=== Extrait du document ===

La fluctuation des hormones sexuelles – testostérone et estrogènes – pourra malgré tout avoir un impact sur la composition du microbiote intestinal, tout comme certains évènements : des maladies, des traitements médicaux, des modifications de l’hygiène de vie ou de l’alimentation peuvent en effet modifier le microbiote de façon plus ou moins durable. Par exemple, un traitement antibiotique réduit la qualité et la quantité du microbiote sur plusieurs jours à plusieurs semaines. Les espèces présentes avant le traitement sont capables de se rétablir en grande partie, mais des différences peuvent subsister. Aussi, des antibiothérapies répétées au cours de la vie semblent induire une évolution progressive et définitive du microbiote, potentiellement délétère. Un autre exemple préoccupant est l’impact possible des pesticides et des additifs présents dans notre alimentation quotidienne sur la composition et de la fonction du microbiote.

=== Relevé des données ===

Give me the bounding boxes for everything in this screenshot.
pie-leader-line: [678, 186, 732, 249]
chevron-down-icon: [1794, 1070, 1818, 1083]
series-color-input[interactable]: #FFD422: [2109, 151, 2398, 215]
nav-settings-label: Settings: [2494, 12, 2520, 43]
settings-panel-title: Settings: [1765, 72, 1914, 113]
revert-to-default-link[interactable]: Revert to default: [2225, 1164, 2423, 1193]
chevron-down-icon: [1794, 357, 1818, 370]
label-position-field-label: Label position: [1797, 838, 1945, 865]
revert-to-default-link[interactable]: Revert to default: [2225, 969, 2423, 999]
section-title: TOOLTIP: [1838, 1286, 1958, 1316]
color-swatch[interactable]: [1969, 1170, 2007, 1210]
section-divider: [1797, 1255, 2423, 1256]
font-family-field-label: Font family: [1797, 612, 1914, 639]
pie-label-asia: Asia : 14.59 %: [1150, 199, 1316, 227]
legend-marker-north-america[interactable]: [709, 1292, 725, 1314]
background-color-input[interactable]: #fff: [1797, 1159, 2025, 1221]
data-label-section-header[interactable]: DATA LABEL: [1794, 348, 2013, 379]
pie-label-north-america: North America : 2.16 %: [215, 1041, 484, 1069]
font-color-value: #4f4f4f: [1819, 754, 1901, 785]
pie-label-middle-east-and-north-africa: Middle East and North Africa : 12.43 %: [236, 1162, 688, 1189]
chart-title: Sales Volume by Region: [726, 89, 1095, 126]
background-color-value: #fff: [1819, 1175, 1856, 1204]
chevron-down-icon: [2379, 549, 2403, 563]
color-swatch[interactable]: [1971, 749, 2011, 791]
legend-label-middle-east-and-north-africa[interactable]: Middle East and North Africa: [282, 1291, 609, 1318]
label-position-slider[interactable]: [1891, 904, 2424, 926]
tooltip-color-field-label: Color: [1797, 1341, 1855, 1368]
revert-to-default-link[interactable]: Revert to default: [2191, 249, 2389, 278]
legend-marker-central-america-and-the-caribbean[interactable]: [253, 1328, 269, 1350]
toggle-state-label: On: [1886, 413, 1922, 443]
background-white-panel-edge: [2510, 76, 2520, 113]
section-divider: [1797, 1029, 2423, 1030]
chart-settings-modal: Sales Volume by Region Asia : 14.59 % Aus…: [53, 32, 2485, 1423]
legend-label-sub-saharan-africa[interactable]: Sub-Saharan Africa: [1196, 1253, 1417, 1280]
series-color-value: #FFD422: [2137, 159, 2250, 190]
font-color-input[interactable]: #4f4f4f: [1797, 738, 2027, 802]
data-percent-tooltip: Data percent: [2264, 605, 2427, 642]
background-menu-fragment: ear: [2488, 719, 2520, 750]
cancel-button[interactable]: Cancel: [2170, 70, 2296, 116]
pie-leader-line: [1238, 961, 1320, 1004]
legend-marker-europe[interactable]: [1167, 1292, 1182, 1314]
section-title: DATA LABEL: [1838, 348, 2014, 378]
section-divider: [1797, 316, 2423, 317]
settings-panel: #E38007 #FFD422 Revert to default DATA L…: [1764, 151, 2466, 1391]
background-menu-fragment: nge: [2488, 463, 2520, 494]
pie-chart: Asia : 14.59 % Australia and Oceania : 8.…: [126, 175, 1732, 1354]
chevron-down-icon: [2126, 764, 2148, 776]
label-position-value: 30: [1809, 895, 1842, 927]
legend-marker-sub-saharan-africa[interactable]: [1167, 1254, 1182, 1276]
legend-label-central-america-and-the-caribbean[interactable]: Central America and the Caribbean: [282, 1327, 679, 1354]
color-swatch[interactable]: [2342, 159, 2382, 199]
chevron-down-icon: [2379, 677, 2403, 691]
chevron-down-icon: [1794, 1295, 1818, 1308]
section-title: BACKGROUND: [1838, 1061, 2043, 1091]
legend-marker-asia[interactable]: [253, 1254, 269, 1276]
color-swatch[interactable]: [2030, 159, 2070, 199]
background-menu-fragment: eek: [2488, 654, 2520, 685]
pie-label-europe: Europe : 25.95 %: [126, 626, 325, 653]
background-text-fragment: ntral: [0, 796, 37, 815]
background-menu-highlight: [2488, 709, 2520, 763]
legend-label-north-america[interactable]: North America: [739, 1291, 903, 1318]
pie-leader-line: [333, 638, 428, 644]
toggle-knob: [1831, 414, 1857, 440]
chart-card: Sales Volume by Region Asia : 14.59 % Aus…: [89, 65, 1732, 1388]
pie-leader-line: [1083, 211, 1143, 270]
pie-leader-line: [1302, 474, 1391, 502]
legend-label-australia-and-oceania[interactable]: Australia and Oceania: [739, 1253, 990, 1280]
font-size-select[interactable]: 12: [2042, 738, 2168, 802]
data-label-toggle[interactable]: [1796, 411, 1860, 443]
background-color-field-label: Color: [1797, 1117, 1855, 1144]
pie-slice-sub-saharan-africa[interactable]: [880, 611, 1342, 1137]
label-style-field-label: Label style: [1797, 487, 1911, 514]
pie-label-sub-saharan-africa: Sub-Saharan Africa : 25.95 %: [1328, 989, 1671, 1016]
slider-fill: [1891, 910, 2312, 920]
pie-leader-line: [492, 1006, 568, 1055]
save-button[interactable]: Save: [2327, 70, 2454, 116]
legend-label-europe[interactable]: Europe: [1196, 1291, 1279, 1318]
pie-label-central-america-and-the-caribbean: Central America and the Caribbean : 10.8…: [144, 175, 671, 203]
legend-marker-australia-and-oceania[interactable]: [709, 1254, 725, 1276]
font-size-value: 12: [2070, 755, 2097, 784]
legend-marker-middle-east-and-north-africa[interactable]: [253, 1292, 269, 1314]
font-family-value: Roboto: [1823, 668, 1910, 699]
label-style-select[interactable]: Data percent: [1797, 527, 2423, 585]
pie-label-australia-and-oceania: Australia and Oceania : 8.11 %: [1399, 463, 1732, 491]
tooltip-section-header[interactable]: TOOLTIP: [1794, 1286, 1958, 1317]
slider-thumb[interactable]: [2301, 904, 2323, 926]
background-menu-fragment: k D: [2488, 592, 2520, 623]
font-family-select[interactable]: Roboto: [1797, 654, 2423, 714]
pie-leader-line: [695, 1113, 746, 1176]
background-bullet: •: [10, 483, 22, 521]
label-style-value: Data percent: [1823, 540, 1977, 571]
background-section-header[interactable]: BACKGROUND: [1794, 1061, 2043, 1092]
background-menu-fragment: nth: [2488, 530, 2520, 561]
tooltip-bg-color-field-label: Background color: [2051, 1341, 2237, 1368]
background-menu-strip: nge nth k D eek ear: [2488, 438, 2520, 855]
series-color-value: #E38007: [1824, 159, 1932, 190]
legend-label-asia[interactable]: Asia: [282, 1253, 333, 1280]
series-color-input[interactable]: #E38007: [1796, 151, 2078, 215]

===

**Liste des activités:**
A) Résumez en deux phrases le texte sur le microbiote intestinal.
B) Traduisez en anglais cette phrase du texte sur le microbiote intestinal : « Par exemple, un traitement antibiotique réduit la qualité et la quantité du microbiote sur plusieurs jours à plusieurs semaines. »
C) Reprenez le texte sur le microbiote intestinal après sa dernière phrase et écrivez la suite.

**Réponses:**
A) Les hormones sexuelles, les maladies, les traitements médicaux et les changements d’hygiène de vie ou d’alimentation peuvent modifier le microbiote intestinal de façon plus ou moins durable. Un traitement antibiotique l’appauvrit pendant plusieurs jours à plusieurs semaines, des traitements répétés semblent le transformer peu à peu et pour de bon, et les pesticides et additifs de l’alimentation pourraient aussi agir sur lui.

B) For example, antibiotic treatment reduces the quality and quantity of the microbiota for several days to several weeks.

C)
Quand le microbiote rend service à l’organisme
Le microbiote intestinal assure son propre métabolisme en puisant dans nos aliments (notamment parmi les fibres alimentaires). Dans le même temps, les micro-organismes qui le constituent jouent un rôle direct dans la digestion :
- Ils assurent la fermentation des substrats et des résidus alimentaires non digestibles.
- Ils facilitent l’assimilation des nutriments grâce à un ensemble d’enzymes dont les cellules humaines sont dépourvues.
- Ils assurent l’hydrolyse de l’amidon, de la cellulose, des polysaccharides...
- Ils participent à la synthèse de certaines vitamines (vitamine K, certaines vitamines B) et à trois acides aminés essentiels : la valine, la leucine et l’isoleucine.
- Ils régulent plusieurs voies métaboliques : absorption des acides gras, du calcium, du magnésium...
Des animaux élevés sans microbiote (dits axéniques) ont ainsi des besoins énergétiques 20 à 30 % fois supérieurs à ceux d’un animal normal.
Le microbiote agit en outre sur le fonctionnement global du tube digestif : des animaux axéniques ont une motricité du tube digestif ralentie. La différenciation des cellules de leur paroi intestinale est inachevée, tandis que le réseau sanguin qui l’irrigue et le réseau local de cellules immunitaires sont moins denses que chez les animaux pourvus d’un microbiote intestinal. Or ce système vasculaire a un rôle déterminant pour le métabolisme nutritionnel et hormonal, ainsi que pour l’arrimage de cellules immunitaires au sein de la paroi intestinale.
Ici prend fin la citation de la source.